* _Task prompt_: Please reproduce every record, keeping each one exactly as written.

----

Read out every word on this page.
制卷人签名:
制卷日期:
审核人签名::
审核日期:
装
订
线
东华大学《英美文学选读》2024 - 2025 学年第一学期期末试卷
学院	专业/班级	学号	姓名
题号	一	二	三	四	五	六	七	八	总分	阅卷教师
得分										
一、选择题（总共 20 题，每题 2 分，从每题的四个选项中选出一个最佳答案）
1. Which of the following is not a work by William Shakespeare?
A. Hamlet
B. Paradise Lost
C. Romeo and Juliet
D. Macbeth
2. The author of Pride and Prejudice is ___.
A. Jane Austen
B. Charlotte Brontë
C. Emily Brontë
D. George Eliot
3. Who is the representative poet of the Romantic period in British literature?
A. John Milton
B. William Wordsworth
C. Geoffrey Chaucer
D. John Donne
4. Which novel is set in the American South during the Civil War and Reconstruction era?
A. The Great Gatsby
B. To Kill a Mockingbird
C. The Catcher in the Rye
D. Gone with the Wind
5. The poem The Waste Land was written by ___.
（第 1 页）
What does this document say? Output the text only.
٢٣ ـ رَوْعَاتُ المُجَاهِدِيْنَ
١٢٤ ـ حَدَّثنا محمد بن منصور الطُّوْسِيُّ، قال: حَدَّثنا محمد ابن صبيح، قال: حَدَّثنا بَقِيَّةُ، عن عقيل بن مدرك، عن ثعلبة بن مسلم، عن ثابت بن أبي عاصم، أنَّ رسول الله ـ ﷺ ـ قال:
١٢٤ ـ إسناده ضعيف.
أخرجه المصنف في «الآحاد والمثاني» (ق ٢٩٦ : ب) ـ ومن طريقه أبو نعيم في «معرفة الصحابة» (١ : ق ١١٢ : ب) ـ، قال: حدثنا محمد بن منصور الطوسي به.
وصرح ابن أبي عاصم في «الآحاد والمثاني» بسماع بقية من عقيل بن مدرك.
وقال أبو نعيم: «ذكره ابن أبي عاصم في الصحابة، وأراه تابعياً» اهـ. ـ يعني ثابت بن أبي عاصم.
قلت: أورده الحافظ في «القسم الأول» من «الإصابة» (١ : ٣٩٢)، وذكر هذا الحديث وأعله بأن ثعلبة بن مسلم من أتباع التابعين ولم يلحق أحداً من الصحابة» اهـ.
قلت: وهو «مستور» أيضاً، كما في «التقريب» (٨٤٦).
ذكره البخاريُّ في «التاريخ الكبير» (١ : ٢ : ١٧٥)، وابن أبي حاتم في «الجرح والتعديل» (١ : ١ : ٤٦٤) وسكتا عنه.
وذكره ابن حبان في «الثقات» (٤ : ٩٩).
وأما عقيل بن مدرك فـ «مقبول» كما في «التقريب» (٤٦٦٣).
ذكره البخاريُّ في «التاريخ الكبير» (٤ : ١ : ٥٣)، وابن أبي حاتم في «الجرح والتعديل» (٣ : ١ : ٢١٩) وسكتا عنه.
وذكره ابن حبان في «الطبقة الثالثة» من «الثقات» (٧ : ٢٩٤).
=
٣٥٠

----

* _Answer to this task_:
Read out every word on this page.
制卷人签名:
制卷日期:
审核人签名::
审核日期:
装
订
线
东华大学《英美文学选读》2024 - 2025 学年第一学期期末试卷
学院	专业/班级	学号	姓名
题号	一	二	三	四	五	六	七	八	总分	阅卷教师
得分										
一、选择题（总共 20 题，每题 2 分，从每题的四个选项中选出一个最佳答案）
1. Which of the following is not a work by William Shakespeare?
A. Hamlet
B. Paradise Lost
C. Romeo and Juliet
D. Macbeth
2. The author of Pride and Prejudice is ___.
A. Jane Austen
B. Charlotte Brontë
C. Emily Brontë
D. George Eliot
3. Who is the representative poet of the Romantic period in British literature?
A. John Milton
B. William Wordsworth
C. Geoffrey Chaucer
D. John Donne
4. Which novel is set in the American South during the Civil War and Reconstruction era?
A. The Great Gatsby
B. To Kill a Mockingbird
C. The Catcher in the Rye
D. Gone with the Wind
5. The poem The Waste Land was written by ___.
（第 1 页）
What does this document say? Output the text only.
٢٣ ـ رَوْعَاتُ المُجَاهِدِيْنَ
١٢٤ ـ حَدَّثنا محمد بن منصور الطُّوْسِيُّ، قال: حَدَّثنا محمد ابن صبيح، قال: حَدَّثنا بَقِيَّةُ، عن عقيل بن مدرك، عن ثعلبة بن مسلم، عن ثابت بن أبي عاصم، أنَّ رسول الله ـ ﷺ ـ قال:
١٢٤ ـ إسناده ضعيف.
أخرجه المصنف في «الآحاد والمثاني» (ق ٢٩٦ : ب) ـ ومن طريقه أبو نعيم في «معرفة الصحابة» (١ : ق ١١٢ : ب) ـ، قال: حدثنا محمد بن منصور الطوسي به.
وصرح ابن أبي عاصم في «الآحاد والمثاني» بسماع بقية من عقيل بن مدرك.
وقال أبو نعيم: «ذكره ابن أبي عاصم في الصحابة، وأراه تابعياً» اهـ. ـ يعني ثابت بن أبي عاصم.
قلت: أورده الحافظ في «القسم الأول» من «الإصابة» (١ : ٣٩٢)، وذكر هذا الحديث وأعله بأن ثعلبة بن مسلم من أتباع التابعين ولم يلحق أحداً من الصحابة» اهـ.
قلت: وهو «مستور» أيضاً، كما في «التقريب» (٨٤٦).
ذكره البخاريُّ في «التاريخ الكبير» (١ : ٢ : ١٧٥)، وابن أبي حاتم في «الجرح والتعديل» (١ : ١ : ٤٦٤) وسكتا عنه.
وذكره ابن حبان في «الثقات» (٤ : ٩٩).
وأما عقيل بن مدرك فـ «مقبول» كما في «التقريب» (٤٦٦٣).
ذكره البخاريُّ في «التاريخ الكبير» (٤ : ١ : ٥٣)، وابن أبي حاتم في «الجرح والتعديل» (٣ : ١ : ٢١٩) وسكتا عنه.
وذكره ابن حبان في «الطبقة الثالثة» من «الثقات» (٧ : ٢٩٤).
=
٣٥٠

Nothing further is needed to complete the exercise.